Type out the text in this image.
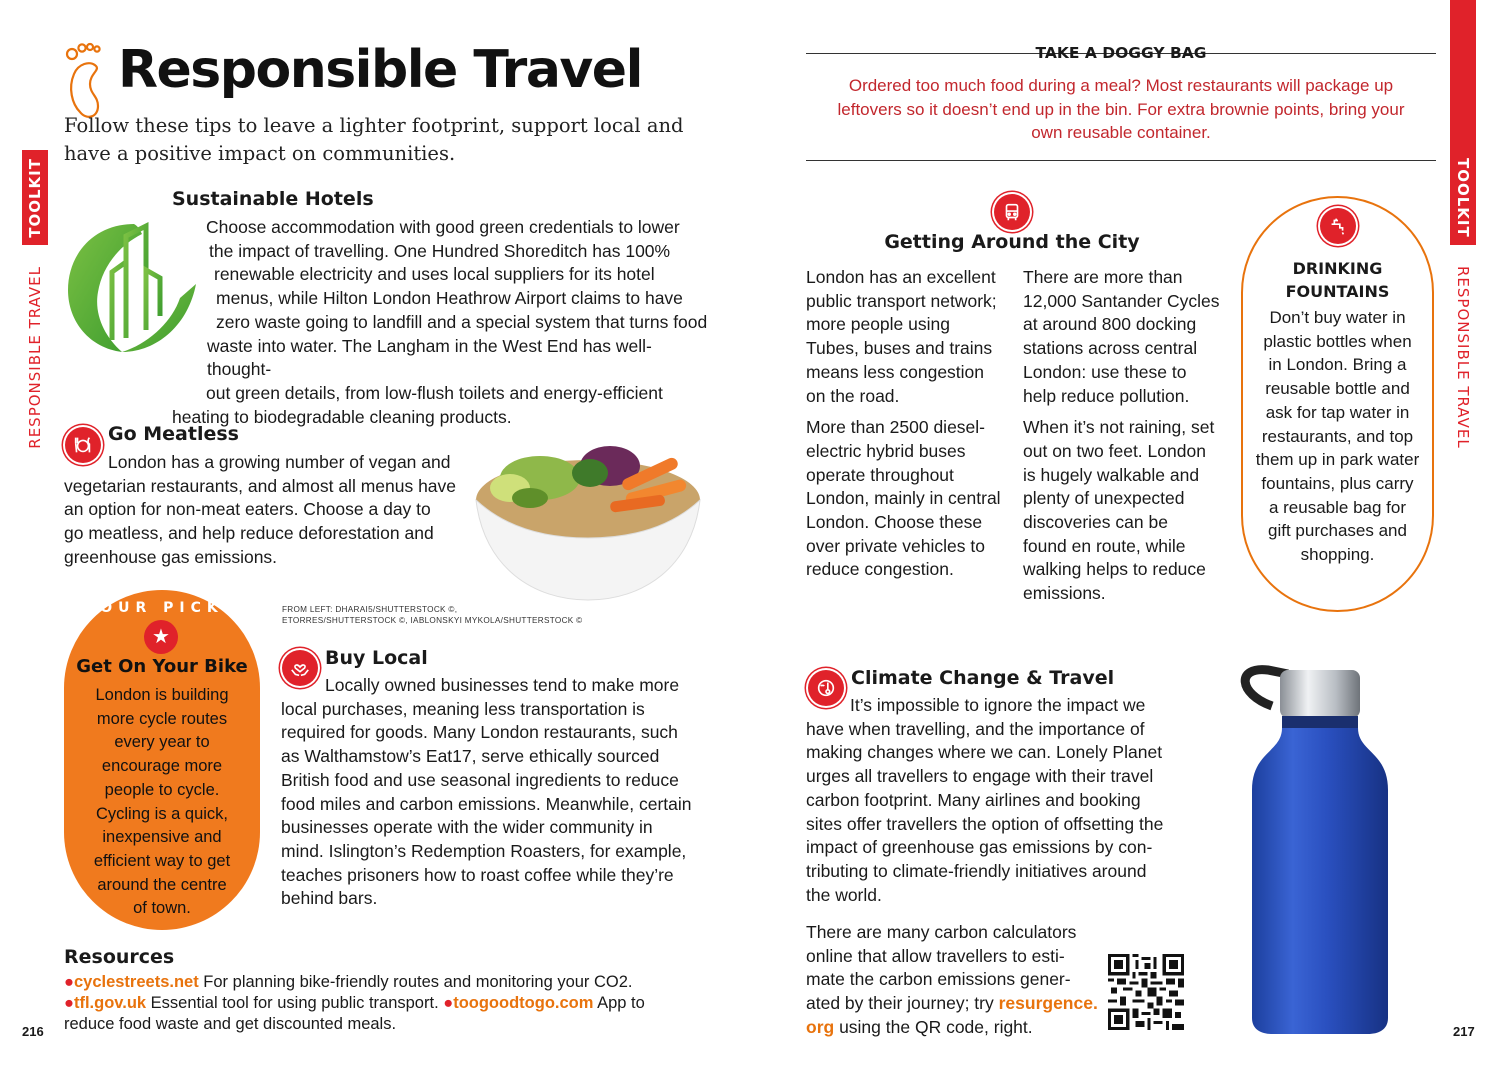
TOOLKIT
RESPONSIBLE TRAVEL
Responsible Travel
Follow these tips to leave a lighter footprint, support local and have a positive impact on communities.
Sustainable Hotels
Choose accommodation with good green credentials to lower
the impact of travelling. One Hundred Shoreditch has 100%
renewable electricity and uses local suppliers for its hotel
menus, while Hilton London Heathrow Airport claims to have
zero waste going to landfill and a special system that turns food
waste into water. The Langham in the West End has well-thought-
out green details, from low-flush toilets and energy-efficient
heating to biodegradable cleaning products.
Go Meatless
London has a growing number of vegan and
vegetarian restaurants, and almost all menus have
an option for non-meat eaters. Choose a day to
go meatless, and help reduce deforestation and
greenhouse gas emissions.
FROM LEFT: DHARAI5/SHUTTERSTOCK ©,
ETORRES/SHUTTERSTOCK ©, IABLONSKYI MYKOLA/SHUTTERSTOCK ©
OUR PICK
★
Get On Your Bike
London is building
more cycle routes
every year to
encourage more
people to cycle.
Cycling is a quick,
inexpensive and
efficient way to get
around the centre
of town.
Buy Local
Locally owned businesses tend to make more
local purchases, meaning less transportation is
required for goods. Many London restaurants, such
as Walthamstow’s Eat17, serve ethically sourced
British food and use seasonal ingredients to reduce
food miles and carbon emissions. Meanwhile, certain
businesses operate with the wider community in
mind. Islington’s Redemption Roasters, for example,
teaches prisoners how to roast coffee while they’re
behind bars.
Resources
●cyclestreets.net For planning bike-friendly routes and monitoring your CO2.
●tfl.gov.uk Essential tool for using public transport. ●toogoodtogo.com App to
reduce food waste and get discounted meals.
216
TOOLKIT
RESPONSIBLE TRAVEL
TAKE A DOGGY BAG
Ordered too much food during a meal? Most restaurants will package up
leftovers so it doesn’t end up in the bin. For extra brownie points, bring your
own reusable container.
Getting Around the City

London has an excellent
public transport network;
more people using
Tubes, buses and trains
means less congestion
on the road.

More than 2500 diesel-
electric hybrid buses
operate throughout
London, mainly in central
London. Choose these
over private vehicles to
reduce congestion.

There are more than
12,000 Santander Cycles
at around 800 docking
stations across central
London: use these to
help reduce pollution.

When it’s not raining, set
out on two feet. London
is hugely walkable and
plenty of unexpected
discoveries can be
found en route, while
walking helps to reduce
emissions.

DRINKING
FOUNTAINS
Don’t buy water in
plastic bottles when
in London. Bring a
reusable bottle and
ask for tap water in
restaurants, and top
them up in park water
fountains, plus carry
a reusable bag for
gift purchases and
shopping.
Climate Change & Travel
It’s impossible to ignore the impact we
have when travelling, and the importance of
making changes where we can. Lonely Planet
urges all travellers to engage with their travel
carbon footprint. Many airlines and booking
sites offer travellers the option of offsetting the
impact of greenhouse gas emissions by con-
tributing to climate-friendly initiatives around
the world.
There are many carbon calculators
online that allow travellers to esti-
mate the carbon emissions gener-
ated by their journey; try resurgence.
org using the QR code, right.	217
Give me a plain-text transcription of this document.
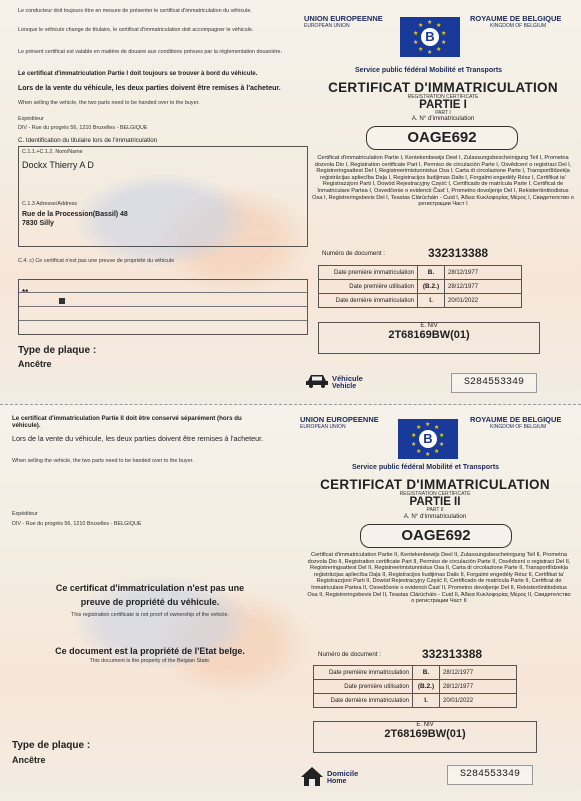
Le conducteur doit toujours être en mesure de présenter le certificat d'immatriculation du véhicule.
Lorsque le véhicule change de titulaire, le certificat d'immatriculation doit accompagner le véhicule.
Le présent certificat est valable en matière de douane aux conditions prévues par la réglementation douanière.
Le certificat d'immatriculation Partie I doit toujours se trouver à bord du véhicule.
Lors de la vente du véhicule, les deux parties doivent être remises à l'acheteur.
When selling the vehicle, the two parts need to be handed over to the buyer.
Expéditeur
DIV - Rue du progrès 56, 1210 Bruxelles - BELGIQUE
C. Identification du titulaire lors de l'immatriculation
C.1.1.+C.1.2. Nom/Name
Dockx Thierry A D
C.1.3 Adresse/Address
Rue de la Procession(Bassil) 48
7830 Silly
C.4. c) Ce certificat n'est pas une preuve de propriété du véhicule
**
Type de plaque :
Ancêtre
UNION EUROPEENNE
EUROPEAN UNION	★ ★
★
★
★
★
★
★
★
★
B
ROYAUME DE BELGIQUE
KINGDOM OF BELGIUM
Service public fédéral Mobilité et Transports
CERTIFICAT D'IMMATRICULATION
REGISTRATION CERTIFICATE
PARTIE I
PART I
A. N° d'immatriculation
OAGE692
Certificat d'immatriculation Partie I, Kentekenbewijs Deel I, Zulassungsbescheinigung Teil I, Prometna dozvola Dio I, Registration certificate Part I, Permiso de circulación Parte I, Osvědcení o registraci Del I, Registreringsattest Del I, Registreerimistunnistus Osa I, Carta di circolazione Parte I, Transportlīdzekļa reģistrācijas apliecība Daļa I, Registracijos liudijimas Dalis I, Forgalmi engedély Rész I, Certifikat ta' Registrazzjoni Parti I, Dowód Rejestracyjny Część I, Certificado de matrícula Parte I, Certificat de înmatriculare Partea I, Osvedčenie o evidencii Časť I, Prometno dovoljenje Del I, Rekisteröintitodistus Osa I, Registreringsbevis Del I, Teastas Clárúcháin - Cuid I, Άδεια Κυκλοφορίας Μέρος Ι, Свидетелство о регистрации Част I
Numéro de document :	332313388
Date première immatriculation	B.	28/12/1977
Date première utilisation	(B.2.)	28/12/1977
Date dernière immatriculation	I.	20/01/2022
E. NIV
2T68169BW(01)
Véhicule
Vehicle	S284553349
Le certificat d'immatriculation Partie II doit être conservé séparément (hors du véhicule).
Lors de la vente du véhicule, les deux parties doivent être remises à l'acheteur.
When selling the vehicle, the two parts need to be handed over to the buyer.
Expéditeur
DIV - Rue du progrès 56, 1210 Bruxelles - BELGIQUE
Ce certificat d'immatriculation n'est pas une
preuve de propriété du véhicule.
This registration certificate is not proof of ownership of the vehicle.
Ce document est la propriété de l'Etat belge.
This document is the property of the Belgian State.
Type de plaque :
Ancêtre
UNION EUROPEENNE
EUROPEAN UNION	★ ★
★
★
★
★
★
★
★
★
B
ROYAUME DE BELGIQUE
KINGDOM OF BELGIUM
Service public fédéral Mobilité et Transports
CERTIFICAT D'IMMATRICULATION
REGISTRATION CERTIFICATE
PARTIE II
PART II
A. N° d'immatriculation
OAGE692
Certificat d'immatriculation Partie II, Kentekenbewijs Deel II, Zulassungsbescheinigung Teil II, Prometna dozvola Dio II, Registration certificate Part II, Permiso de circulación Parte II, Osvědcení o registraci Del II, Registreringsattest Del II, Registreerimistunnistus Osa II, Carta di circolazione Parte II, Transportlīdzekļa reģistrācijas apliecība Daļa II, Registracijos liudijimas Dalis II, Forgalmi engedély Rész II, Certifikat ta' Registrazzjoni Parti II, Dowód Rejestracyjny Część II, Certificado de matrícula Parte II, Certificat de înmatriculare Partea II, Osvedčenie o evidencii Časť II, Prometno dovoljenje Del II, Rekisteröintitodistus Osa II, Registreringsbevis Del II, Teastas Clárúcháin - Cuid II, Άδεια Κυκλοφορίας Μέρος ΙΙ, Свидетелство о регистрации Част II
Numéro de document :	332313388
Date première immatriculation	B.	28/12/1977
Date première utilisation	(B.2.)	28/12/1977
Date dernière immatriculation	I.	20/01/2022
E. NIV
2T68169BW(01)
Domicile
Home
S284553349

§ What needs to be done: Copy all lines of the listing above that contain the string "with".

§ Answer to the exercise:
Choose accommodation with good green credentials to lower
businesses operate with the wider community in
urges all travellers to engage with their travel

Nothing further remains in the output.